Problem statement:
In your copy, leave out the pictures; write out all the data exactly.

BEGIN Data for the task

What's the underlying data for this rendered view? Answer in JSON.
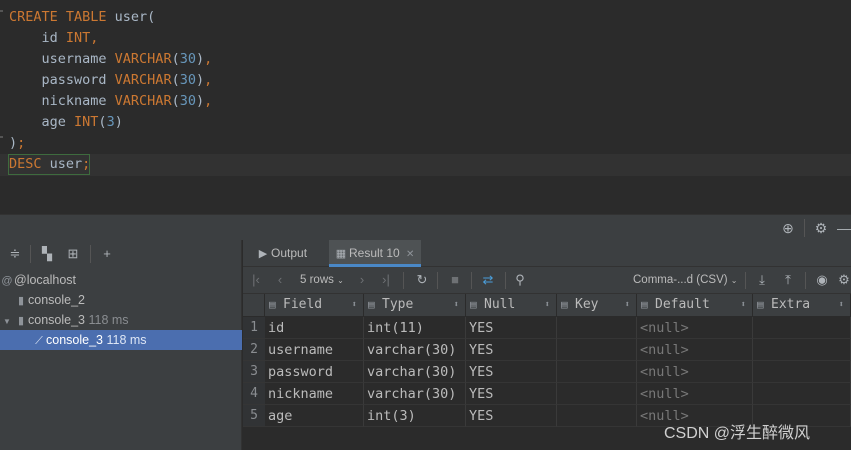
{
  "editor": {
    "lines": [
      [
        {
          "t": "CREATE TABLE ",
          "c": "kw"
        },
        {
          "t": "user(",
          "c": ""
        }
      ],
      [
        {
          "t": "    id ",
          "c": ""
        },
        {
          "t": "INT",
          "c": "kw"
        },
        {
          "t": ",",
          "c": "kw"
        }
      ],
      [
        {
          "t": "    username ",
          "c": ""
        },
        {
          "t": "VARCHAR",
          "c": "kw"
        },
        {
          "t": "(",
          "c": ""
        },
        {
          "t": "30",
          "c": "num"
        },
        {
          "t": ")",
          "c": ""
        },
        {
          "t": ",",
          "c": "kw"
        }
      ],
      [
        {
          "t": "    password ",
          "c": ""
        },
        {
          "t": "VARCHAR",
          "c": "kw"
        },
        {
          "t": "(",
          "c": ""
        },
        {
          "t": "30",
          "c": "num"
        },
        {
          "t": ")",
          "c": ""
        },
        {
          "t": ",",
          "c": "kw"
        }
      ],
      [
        {
          "t": "    nickname ",
          "c": ""
        },
        {
          "t": "VARCHAR",
          "c": "kw"
        },
        {
          "t": "(",
          "c": ""
        },
        {
          "t": "30",
          "c": "num"
        },
        {
          "t": ")",
          "c": ""
        },
        {
          "t": ",",
          "c": "kw"
        }
      ],
      [
        {
          "t": "    age ",
          "c": ""
        },
        {
          "t": "INT",
          "c": "kw"
        },
        {
          "t": "(",
          "c": ""
        },
        {
          "t": "3",
          "c": "num"
        },
        {
          "t": ")",
          "c": ""
        }
      ],
      [
        {
          "t": ")",
          "c": ""
        },
        {
          "t": ";",
          "c": "kw"
        }
      ],
      [
        {
          "t": "DESC ",
          "c": "kw"
        },
        {
          "t": "user",
          "c": ""
        },
        {
          "t": ";",
          "c": "kw"
        }
      ]
    ]
  },
  "tree": {
    "host": "@localhost",
    "console2": "console_2",
    "console3": "console_3",
    "console3_time": "118 ms",
    "session_label": "console_3",
    "session_time": "118 ms"
  },
  "tabs": {
    "output": "Output",
    "result": "Result 10"
  },
  "toolbar": {
    "rows": "5 rows",
    "export_format": "Comma-...d (CSV)"
  },
  "grid": {
    "columns": [
      "Field",
      "Type",
      "Null",
      "Key",
      "Default",
      "Extra"
    ],
    "rows": [
      [
        "1",
        "id",
        "int(11)",
        "YES",
        "",
        "<null>",
        ""
      ],
      [
        "2",
        "username",
        "varchar(30)",
        "YES",
        "",
        "<null>",
        ""
      ],
      [
        "3",
        "password",
        "varchar(30)",
        "YES",
        "",
        "<null>",
        ""
      ],
      [
        "4",
        "nickname",
        "varchar(30)",
        "YES",
        "",
        "<null>",
        ""
      ],
      [
        "5",
        "age",
        "int(3)",
        "YES",
        "",
        "<null>",
        ""
      ]
    ]
  },
  "watermark": "CSDN @浮生醉微风",
  "icons": [
    "gutter-tick",
    "target-icon",
    "gear-icon",
    "minus-icon",
    "collapse-icon",
    "tree-icon",
    "pin-icon",
    "add-icon",
    "host-icon",
    "console-icon",
    "chevron-icon",
    "output-icon",
    "table-icon",
    "close-icon",
    "first-icon",
    "prev-icon",
    "next-icon",
    "last-icon",
    "refresh-icon",
    "stop-icon",
    "transaction-icon",
    "pin-icon",
    "download-icon",
    "upload-icon",
    "eye-icon"
  ],
  "colors": {
    "keyword": "#cc7832",
    "number": "#6897bb",
    "selection": "#4b6eaf",
    "tab_accent": "#4a88c7"
  }
}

END Data for the task

Completed task:
What's the underlying data for this rendered view? Answer in JSON.
{
  "editor": {
    "lines": [
      [
        {
          "t": "CREATE TABLE ",
          "c": "kw"
        },
        {
          "t": "user(",
          "c": ""
        }
      ],
      [
        {
          "t": "    id ",
          "c": ""
        },
        {
          "t": "INT",
          "c": "kw"
        },
        {
          "t": ",",
          "c": "kw"
        }
      ],
      [
        {
          "t": "    username ",
          "c": ""
        },
        {
          "t": "VARCHAR",
          "c": "kw"
        },
        {
          "t": "(",
          "c": ""
        },
        {
          "t": "30",
          "c": "num"
        },
        {
          "t": ")",
          "c": ""
        },
        {
          "t": ",",
          "c": "kw"
        }
      ],
      [
        {
          "t": "    password ",
          "c": ""
        },
        {
          "t": "VARCHAR",
          "c": "kw"
        },
        {
          "t": "(",
          "c": ""
        },
        {
          "t": "30",
          "c": "num"
        },
        {
          "t": ")",
          "c": ""
        },
        {
          "t": ",",
          "c": "kw"
        }
      ],
      [
        {
          "t": "    nickname ",
          "c": ""
        },
        {
          "t": "VARCHAR",
          "c": "kw"
        },
        {
          "t": "(",
          "c": ""
        },
        {
          "t": "30",
          "c": "num"
        },
        {
          "t": ")",
          "c": ""
        },
        {
          "t": ",",
          "c": "kw"
        }
      ],
      [
        {
          "t": "    age ",
          "c": ""
        },
        {
          "t": "INT",
          "c": "kw"
        },
        {
          "t": "(",
          "c": ""
        },
        {
          "t": "3",
          "c": "num"
        },
        {
          "t": ")",
          "c": ""
        }
      ],
      [
        {
          "t": ")",
          "c": ""
        },
        {
          "t": ";",
          "c": "kw"
        }
      ],
      [
        {
          "t": "DESC ",
          "c": "kw"
        },
        {
          "t": "user",
          "c": ""
        },
        {
          "t": ";",
          "c": "kw"
        }
      ]
    ]
  },
  "tree": {
    "host": "@localhost",
    "console2": "console_2",
    "console3": "console_3",
    "console3_time": "118 ms",
    "session_label": "console_3",
    "session_time": "118 ms"
  },
  "tabs": {
    "output": "Output",
    "result": "Result 10"
  },
  "toolbar": {
    "rows": "5 rows",
    "export_format": "Comma-...d (CSV)"
  },
  "grid": {
    "columns": [
      "Field",
      "Type",
      "Null",
      "Key",
      "Default",
      "Extra"
    ],
    "rows": [
      [
        "1",
        "id",
        "int(11)",
        "YES",
        "",
        "<null>",
        ""
      ],
      [
        "2",
        "username",
        "varchar(30)",
        "YES",
        "",
        "<null>",
        ""
      ],
      [
        "3",
        "password",
        "varchar(30)",
        "YES",
        "",
        "<null>",
        ""
      ],
      [
        "4",
        "nickname",
        "varchar(30)",
        "YES",
        "",
        "<null>",
        ""
      ],
      [
        "5",
        "age",
        "int(3)",
        "YES",
        "",
        "<null>",
        ""
      ]
    ]
  },
  "watermark": "CSDN @浮生醉微风",
  "icons": [
    "gutter-tick",
    "target-icon",
    "gear-icon",
    "minus-icon",
    "collapse-icon",
    "tree-icon",
    "pin-icon",
    "add-icon",
    "host-icon",
    "console-icon",
    "chevron-icon",
    "output-icon",
    "table-icon",
    "close-icon",
    "first-icon",
    "prev-icon",
    "next-icon",
    "last-icon",
    "refresh-icon",
    "stop-icon",
    "transaction-icon",
    "pin-icon",
    "download-icon",
    "upload-icon",
    "eye-icon"
  ],
  "colors": {
    "keyword": "#cc7832",
    "number": "#6897bb",
    "selection": "#4b6eaf",
    "tab_accent": "#4a88c7"
  }
}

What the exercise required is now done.